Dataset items
· · · · · · ·
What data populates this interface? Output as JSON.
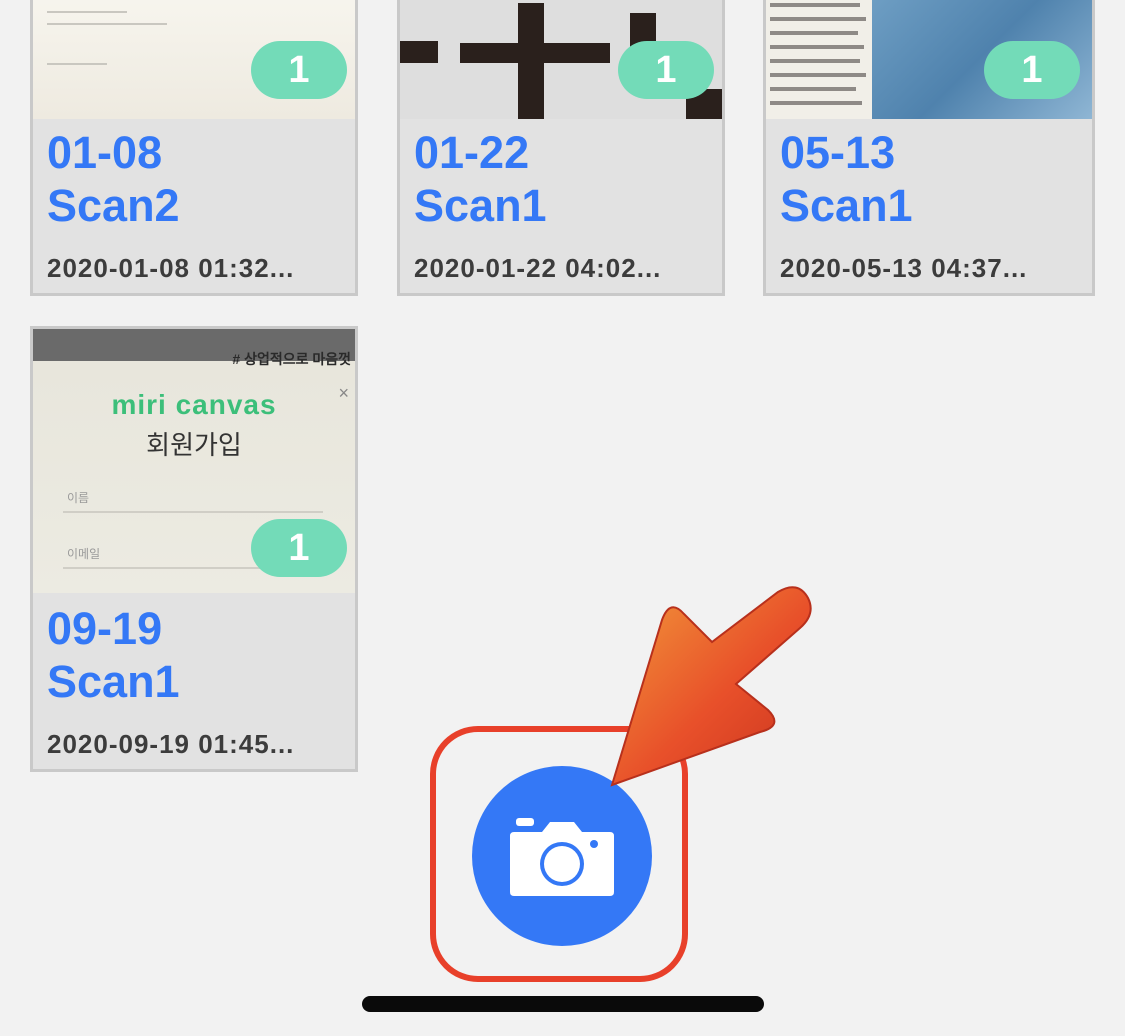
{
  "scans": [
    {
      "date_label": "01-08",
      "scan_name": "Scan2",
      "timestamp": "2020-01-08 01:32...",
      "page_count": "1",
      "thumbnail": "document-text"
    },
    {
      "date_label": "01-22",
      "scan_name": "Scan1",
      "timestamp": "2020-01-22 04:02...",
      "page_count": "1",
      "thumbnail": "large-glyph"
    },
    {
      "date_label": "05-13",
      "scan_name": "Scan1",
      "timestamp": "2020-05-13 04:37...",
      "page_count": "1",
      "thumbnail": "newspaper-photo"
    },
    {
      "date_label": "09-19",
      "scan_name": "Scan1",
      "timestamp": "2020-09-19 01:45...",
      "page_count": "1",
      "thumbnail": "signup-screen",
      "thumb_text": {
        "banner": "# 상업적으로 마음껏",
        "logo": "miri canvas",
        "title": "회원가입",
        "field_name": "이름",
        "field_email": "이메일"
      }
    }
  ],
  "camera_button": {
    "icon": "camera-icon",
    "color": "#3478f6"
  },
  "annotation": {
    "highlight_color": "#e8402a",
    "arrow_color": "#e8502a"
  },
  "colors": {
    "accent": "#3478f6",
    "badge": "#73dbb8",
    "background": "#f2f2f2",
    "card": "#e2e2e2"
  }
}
· · · · · · ·
▶ THE EXERCISE:
Copy the records word for word, leaving no picture in the copy.

▶ RESPONSE TO THIS EXERCISE:
What data populates this interface? Output as JSON.
{
  "scans": [
    {
      "date_label": "01-08",
      "scan_name": "Scan2",
      "timestamp": "2020-01-08 01:32...",
      "page_count": "1",
      "thumbnail": "document-text"
    },
    {
      "date_label": "01-22",
      "scan_name": "Scan1",
      "timestamp": "2020-01-22 04:02...",
      "page_count": "1",
      "thumbnail": "large-glyph"
    },
    {
      "date_label": "05-13",
      "scan_name": "Scan1",
      "timestamp": "2020-05-13 04:37...",
      "page_count": "1",
      "thumbnail": "newspaper-photo"
    },
    {
      "date_label": "09-19",
      "scan_name": "Scan1",
      "timestamp": "2020-09-19 01:45...",
      "page_count": "1",
      "thumbnail": "signup-screen",
      "thumb_text": {
        "banner": "# 상업적으로 마음껏",
        "logo": "miri canvas",
        "title": "회원가입",
        "field_name": "이름",
        "field_email": "이메일"
      }
    }
  ],
  "camera_button": {
    "icon": "camera-icon",
    "color": "#3478f6"
  },
  "annotation": {
    "highlight_color": "#e8402a",
    "arrow_color": "#e8502a"
  },
  "colors": {
    "accent": "#3478f6",
    "badge": "#73dbb8",
    "background": "#f2f2f2",
    "card": "#e2e2e2"
  }
}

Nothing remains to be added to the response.